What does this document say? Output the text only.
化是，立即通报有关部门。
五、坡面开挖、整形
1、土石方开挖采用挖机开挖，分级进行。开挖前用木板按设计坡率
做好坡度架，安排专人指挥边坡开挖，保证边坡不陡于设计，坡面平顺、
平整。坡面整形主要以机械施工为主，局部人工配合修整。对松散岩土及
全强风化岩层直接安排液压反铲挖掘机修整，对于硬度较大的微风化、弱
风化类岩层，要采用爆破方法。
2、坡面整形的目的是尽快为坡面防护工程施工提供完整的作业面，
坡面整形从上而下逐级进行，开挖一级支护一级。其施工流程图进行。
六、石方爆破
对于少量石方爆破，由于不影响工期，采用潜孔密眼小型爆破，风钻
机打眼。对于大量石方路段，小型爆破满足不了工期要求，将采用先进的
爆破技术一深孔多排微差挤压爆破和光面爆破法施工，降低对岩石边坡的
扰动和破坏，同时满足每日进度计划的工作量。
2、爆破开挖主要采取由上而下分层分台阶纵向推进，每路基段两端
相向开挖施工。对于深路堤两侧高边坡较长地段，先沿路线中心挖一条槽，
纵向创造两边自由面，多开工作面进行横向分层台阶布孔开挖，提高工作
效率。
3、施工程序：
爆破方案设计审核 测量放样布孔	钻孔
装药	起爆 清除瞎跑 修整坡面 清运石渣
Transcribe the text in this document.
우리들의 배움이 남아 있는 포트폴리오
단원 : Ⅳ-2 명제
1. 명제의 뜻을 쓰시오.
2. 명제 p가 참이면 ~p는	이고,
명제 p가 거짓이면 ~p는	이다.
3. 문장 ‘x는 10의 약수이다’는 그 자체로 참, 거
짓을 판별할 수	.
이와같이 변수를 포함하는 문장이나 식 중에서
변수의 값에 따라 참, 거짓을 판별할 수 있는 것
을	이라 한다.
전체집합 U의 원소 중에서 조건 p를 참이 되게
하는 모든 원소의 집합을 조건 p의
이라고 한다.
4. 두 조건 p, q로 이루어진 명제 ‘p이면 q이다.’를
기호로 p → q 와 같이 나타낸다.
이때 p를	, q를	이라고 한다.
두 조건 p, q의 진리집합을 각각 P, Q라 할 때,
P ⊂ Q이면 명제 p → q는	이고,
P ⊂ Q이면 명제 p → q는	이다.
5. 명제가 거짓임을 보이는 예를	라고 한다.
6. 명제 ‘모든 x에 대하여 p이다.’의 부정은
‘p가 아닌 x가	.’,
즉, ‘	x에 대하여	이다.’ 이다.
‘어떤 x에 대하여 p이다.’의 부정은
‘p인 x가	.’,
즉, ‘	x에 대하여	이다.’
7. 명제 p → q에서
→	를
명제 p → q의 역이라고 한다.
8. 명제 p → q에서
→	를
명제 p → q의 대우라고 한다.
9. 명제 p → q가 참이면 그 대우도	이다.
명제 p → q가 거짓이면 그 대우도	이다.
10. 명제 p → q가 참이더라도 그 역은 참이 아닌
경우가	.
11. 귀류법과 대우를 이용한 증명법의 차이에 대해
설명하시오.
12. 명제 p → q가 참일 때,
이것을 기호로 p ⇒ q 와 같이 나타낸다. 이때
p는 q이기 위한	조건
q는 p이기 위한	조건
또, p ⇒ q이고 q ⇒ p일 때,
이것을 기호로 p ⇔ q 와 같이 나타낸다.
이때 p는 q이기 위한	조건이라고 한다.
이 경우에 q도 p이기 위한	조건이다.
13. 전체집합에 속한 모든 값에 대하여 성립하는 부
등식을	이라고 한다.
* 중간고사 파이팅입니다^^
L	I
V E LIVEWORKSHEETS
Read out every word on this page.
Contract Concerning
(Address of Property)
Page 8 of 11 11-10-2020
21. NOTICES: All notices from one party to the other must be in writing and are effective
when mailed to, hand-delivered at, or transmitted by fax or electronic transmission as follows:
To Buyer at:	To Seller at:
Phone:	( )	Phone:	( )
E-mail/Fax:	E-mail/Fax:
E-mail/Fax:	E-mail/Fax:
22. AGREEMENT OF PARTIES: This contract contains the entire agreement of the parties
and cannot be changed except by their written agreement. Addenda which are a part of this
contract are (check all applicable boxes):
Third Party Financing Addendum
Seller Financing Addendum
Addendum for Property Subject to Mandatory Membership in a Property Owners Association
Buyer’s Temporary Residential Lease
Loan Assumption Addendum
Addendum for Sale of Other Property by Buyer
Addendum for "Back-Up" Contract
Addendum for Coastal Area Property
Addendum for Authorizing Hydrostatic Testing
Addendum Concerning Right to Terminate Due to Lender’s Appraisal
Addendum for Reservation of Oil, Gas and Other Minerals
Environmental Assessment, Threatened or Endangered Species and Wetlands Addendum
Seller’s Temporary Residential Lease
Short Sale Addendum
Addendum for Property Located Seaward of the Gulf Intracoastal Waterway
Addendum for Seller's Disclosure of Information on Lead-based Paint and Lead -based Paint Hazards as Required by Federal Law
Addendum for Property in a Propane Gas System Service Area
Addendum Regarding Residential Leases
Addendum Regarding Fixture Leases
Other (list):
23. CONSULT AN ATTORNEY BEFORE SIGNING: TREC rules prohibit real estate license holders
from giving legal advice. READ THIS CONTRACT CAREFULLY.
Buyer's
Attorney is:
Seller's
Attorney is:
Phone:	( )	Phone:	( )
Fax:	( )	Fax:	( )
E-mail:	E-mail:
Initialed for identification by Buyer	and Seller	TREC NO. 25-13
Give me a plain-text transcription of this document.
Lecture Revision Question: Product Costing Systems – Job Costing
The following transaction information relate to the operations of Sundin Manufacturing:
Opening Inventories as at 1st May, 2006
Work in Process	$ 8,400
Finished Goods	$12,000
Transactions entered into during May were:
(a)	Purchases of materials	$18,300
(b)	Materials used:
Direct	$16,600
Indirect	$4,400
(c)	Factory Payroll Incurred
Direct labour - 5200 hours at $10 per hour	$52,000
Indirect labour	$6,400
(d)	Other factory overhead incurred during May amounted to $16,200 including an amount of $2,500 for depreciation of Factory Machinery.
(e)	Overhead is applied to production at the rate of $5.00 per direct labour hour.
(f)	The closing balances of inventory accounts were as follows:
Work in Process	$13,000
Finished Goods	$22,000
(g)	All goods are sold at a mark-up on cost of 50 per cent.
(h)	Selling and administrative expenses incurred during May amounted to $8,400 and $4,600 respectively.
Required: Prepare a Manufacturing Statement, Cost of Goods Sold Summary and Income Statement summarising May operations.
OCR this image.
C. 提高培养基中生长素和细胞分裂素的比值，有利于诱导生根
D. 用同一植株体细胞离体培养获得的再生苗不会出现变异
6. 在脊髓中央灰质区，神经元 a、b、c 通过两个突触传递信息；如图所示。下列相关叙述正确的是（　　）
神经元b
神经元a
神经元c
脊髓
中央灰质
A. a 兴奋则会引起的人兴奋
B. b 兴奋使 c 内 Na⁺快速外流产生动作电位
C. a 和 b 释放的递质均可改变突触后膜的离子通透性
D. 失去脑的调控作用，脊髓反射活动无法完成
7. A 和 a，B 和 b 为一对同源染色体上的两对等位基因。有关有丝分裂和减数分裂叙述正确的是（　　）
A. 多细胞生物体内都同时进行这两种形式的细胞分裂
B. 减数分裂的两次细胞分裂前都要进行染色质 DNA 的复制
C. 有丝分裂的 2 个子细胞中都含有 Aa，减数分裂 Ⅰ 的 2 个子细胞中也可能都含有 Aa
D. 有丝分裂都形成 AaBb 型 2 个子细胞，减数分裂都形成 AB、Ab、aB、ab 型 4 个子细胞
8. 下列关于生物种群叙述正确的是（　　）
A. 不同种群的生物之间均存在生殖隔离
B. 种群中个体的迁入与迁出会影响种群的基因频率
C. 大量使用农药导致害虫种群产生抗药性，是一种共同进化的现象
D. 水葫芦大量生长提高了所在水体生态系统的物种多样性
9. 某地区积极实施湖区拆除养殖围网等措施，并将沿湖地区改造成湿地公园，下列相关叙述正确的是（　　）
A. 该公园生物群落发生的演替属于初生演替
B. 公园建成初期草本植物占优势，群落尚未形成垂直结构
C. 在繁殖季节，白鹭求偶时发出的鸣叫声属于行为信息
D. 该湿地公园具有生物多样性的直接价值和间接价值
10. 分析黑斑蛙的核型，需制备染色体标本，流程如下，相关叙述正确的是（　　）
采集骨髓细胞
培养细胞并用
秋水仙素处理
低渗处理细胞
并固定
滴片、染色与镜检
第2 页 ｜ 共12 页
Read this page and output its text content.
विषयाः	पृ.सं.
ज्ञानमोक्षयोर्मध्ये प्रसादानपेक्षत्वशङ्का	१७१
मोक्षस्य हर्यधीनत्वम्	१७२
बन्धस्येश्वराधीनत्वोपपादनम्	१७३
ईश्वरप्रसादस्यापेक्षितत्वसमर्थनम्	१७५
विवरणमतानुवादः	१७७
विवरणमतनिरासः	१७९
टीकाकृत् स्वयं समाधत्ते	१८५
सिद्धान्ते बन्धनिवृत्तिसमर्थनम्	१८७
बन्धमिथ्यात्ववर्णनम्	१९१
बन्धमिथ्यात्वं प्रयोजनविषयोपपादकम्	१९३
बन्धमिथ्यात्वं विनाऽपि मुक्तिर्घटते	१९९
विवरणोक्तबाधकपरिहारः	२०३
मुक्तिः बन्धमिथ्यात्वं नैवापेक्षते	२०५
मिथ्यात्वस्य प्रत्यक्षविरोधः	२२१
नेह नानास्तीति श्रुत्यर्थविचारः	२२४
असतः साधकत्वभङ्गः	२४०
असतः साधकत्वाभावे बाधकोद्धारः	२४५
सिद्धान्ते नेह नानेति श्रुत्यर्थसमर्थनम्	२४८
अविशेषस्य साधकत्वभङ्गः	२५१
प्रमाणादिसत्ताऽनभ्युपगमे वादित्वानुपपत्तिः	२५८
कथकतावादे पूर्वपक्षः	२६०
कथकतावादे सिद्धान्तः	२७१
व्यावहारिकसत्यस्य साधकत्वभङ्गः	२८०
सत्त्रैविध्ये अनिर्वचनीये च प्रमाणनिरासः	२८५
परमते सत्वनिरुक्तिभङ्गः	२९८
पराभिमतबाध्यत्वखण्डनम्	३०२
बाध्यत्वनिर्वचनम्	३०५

**Job**
Collect each line containing the string "were".

**Solution**
Transactions entered into during May were:
(f)	The closing balances of inventory accounts were as follows:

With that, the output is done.